Items listed in a dataset:
----
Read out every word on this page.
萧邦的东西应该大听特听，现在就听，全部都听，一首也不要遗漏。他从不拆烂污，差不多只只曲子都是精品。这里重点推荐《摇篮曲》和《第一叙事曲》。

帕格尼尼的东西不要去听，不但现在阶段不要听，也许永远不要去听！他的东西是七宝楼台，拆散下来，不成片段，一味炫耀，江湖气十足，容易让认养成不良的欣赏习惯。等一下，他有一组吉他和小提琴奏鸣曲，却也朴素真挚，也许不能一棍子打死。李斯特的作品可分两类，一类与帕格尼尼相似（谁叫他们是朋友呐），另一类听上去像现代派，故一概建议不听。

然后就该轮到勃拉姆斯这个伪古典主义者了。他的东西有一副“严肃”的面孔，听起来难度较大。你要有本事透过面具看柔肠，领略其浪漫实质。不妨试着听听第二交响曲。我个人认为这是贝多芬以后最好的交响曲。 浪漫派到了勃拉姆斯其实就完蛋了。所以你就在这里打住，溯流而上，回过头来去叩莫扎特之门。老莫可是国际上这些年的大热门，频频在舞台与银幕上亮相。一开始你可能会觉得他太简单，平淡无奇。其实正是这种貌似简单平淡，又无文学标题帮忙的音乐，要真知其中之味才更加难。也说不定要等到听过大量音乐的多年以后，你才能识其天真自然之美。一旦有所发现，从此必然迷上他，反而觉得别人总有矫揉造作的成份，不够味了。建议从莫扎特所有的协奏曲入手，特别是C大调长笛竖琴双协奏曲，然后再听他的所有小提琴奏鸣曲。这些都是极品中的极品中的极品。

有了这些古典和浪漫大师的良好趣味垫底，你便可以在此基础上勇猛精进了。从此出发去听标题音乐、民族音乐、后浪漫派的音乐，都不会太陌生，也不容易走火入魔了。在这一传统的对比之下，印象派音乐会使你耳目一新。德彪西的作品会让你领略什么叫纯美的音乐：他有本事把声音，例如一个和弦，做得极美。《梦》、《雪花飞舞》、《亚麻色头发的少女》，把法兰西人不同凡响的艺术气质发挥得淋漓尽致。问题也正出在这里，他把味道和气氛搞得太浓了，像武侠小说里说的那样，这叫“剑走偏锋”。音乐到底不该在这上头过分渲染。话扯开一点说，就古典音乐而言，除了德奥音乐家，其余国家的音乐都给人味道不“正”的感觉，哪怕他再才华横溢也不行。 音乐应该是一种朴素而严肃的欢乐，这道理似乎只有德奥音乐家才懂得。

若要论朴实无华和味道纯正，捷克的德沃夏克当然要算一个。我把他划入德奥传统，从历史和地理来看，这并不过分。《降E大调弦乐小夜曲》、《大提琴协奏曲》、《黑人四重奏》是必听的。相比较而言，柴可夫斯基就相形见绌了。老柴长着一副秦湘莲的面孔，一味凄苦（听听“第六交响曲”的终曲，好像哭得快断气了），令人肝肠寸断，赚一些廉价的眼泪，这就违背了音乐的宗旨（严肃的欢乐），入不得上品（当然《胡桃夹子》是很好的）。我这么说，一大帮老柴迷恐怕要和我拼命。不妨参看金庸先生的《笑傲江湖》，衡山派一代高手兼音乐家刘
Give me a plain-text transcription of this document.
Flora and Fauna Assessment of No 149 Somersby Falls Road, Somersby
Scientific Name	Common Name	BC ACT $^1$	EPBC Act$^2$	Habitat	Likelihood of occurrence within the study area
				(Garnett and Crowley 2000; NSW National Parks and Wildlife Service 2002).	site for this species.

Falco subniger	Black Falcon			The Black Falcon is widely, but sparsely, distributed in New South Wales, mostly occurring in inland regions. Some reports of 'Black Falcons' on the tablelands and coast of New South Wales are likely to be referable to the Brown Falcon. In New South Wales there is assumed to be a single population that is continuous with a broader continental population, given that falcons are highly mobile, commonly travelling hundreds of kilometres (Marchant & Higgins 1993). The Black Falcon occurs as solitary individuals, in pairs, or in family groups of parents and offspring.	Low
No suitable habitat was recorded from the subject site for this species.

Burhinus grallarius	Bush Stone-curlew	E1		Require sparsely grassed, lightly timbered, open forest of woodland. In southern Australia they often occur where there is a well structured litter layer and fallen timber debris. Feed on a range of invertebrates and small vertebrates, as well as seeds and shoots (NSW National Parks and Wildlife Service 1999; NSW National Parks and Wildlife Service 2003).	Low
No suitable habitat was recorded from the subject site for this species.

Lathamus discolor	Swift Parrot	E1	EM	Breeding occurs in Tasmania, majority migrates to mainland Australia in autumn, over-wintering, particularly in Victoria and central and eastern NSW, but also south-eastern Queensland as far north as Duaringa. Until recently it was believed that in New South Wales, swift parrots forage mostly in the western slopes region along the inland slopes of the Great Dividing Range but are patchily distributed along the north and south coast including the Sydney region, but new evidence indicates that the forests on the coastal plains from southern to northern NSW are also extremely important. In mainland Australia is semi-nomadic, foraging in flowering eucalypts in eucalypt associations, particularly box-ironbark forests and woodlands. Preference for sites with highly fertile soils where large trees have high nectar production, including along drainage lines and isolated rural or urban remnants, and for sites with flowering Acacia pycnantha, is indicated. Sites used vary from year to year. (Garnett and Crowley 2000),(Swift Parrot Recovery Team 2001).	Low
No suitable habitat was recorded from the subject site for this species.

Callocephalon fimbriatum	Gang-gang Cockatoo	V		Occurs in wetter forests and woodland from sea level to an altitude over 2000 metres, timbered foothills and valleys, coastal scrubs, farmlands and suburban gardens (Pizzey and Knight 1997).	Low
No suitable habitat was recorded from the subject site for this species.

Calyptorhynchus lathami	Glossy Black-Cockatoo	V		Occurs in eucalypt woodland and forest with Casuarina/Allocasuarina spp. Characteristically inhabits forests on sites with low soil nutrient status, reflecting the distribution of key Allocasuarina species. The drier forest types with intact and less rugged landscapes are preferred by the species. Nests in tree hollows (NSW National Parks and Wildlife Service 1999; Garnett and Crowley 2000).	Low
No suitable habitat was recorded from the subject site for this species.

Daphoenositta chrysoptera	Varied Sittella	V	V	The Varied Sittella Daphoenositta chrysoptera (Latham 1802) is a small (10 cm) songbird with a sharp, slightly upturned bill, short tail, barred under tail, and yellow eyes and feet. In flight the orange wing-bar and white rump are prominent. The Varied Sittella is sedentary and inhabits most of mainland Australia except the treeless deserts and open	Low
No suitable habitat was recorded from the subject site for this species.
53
----
Output an exact copy of each record.

Read out every word on this page.
萧邦的东西应该大听特听，现在就听，全部都听，一首也不要遗漏。他从不拆烂污，差不多只只曲子都是精品。这里重点推荐《摇篮曲》和《第一叙事曲》。

帕格尼尼的东西不要去听，不但现在阶段不要听，也许永远不要去听！他的东西是七宝楼台，拆散下来，不成片段，一味炫耀，江湖气十足，容易让认养成不良的欣赏习惯。等一下，他有一组吉他和小提琴奏鸣曲，却也朴素真挚，也许不能一棍子打死。李斯特的作品可分两类，一类与帕格尼尼相似（谁叫他们是朋友呐），另一类听上去像现代派，故一概建议不听。

然后就该轮到勃拉姆斯这个伪古典主义者了。他的东西有一副“严肃”的面孔，听起来难度较大。你要有本事透过面具看柔肠，领略其浪漫实质。不妨试着听听第二交响曲。我个人认为这是贝多芬以后最好的交响曲。 浪漫派到了勃拉姆斯其实就完蛋了。所以你就在这里打住，溯流而上，回过头来去叩莫扎特之门。老莫可是国际上这些年的大热门，频频在舞台与银幕上亮相。一开始你可能会觉得他太简单，平淡无奇。其实正是这种貌似简单平淡，又无文学标题帮忙的音乐，要真知其中之味才更加难。也说不定要等到听过大量音乐的多年以后，你才能识其天真自然之美。一旦有所发现，从此必然迷上他，反而觉得别人总有矫揉造作的成份，不够味了。建议从莫扎特所有的协奏曲入手，特别是C大调长笛竖琴双协奏曲，然后再听他的所有小提琴奏鸣曲。这些都是极品中的极品中的极品。

有了这些古典和浪漫大师的良好趣味垫底，你便可以在此基础上勇猛精进了。从此出发去听标题音乐、民族音乐、后浪漫派的音乐，都不会太陌生，也不容易走火入魔了。在这一传统的对比之下，印象派音乐会使你耳目一新。德彪西的作品会让你领略什么叫纯美的音乐：他有本事把声音，例如一个和弦，做得极美。《梦》、《雪花飞舞》、《亚麻色头发的少女》，把法兰西人不同凡响的艺术气质发挥得淋漓尽致。问题也正出在这里，他把味道和气氛搞得太浓了，像武侠小说里说的那样，这叫“剑走偏锋”。音乐到底不该在这上头过分渲染。话扯开一点说，就古典音乐而言，除了德奥音乐家，其余国家的音乐都给人味道不“正”的感觉，哪怕他再才华横溢也不行。 音乐应该是一种朴素而严肃的欢乐，这道理似乎只有德奥音乐家才懂得。

若要论朴实无华和味道纯正，捷克的德沃夏克当然要算一个。我把他划入德奥传统，从历史和地理来看，这并不过分。《降E大调弦乐小夜曲》、《大提琴协奏曲》、《黑人四重奏》是必听的。相比较而言，柴可夫斯基就相形见绌了。老柴长着一副秦湘莲的面孔，一味凄苦（听听“第六交响曲”的终曲，好像哭得快断气了），令人肝肠寸断，赚一些廉价的眼泪，这就违背了音乐的宗旨（严肃的欢乐），入不得上品（当然《胡桃夹子》是很好的）。我这么说，一大帮老柴迷恐怕要和我拼命。不妨参看金庸先生的《笑傲江湖》，衡山派一代高手兼音乐家刘
Give me a plain-text transcription of this document.
Flora and Fauna Assessment of No 149 Somersby Falls Road, Somersby
Scientific Name	Common Name	BC ACT $^1$	EPBC Act$^2$	Habitat	Likelihood of occurrence within the study area
				(Garnett and Crowley 2000; NSW National Parks and Wildlife Service 2002).	site for this species.

Falco subniger	Black Falcon			The Black Falcon is widely, but sparsely, distributed in New South Wales, mostly occurring in inland regions. Some reports of 'Black Falcons' on the tablelands and coast of New South Wales are likely to be referable to the Brown Falcon. In New South Wales there is assumed to be a single population that is continuous with a broader continental population, given that falcons are highly mobile, commonly travelling hundreds of kilometres (Marchant & Higgins 1993). The Black Falcon occurs as solitary individuals, in pairs, or in family groups of parents and offspring.	Low
No suitable habitat was recorded from the subject site for this species.

Burhinus grallarius	Bush Stone-curlew	E1		Require sparsely grassed, lightly timbered, open forest of woodland. In southern Australia they often occur where there is a well structured litter layer and fallen timber debris. Feed on a range of invertebrates and small vertebrates, as well as seeds and shoots (NSW National Parks and Wildlife Service 1999; NSW National Parks and Wildlife Service 2003).	Low
No suitable habitat was recorded from the subject site for this species.

Lathamus discolor	Swift Parrot	E1	EM	Breeding occurs in Tasmania, majority migrates to mainland Australia in autumn, over-wintering, particularly in Victoria and central and eastern NSW, but also south-eastern Queensland as far north as Duaringa. Until recently it was believed that in New South Wales, swift parrots forage mostly in the western slopes region along the inland slopes of the Great Dividing Range but are patchily distributed along the north and south coast including the Sydney region, but new evidence indicates that the forests on the coastal plains from southern to northern NSW are also extremely important. In mainland Australia is semi-nomadic, foraging in flowering eucalypts in eucalypt associations, particularly box-ironbark forests and woodlands. Preference for sites with highly fertile soils where large trees have high nectar production, including along drainage lines and isolated rural or urban remnants, and for sites with flowering Acacia pycnantha, is indicated. Sites used vary from year to year. (Garnett and Crowley 2000),(Swift Parrot Recovery Team 2001).	Low
No suitable habitat was recorded from the subject site for this species.

Callocephalon fimbriatum	Gang-gang Cockatoo	V		Occurs in wetter forests and woodland from sea level to an altitude over 2000 metres, timbered foothills and valleys, coastal scrubs, farmlands and suburban gardens (Pizzey and Knight 1997).	Low
No suitable habitat was recorded from the subject site for this species.

Calyptorhynchus lathami	Glossy Black-Cockatoo	V		Occurs in eucalypt woodland and forest with Casuarina/Allocasuarina spp. Characteristically inhabits forests on sites with low soil nutrient status, reflecting the distribution of key Allocasuarina species. The drier forest types with intact and less rugged landscapes are preferred by the species. Nests in tree hollows (NSW National Parks and Wildlife Service 1999; Garnett and Crowley 2000).	Low
No suitable habitat was recorded from the subject site for this species.

Daphoenositta chrysoptera	Varied Sittella	V	V	The Varied Sittella Daphoenositta chrysoptera (Latham 1802) is a small (10 cm) songbird with a sharp, slightly upturned bill, short tail, barred under tail, and yellow eyes and feet. In flight the orange wing-bar and white rump are prominent. The Varied Sittella is sedentary and inhabits most of mainland Australia except the treeless deserts and open	Low
No suitable habitat was recorded from the subject site for this species.
53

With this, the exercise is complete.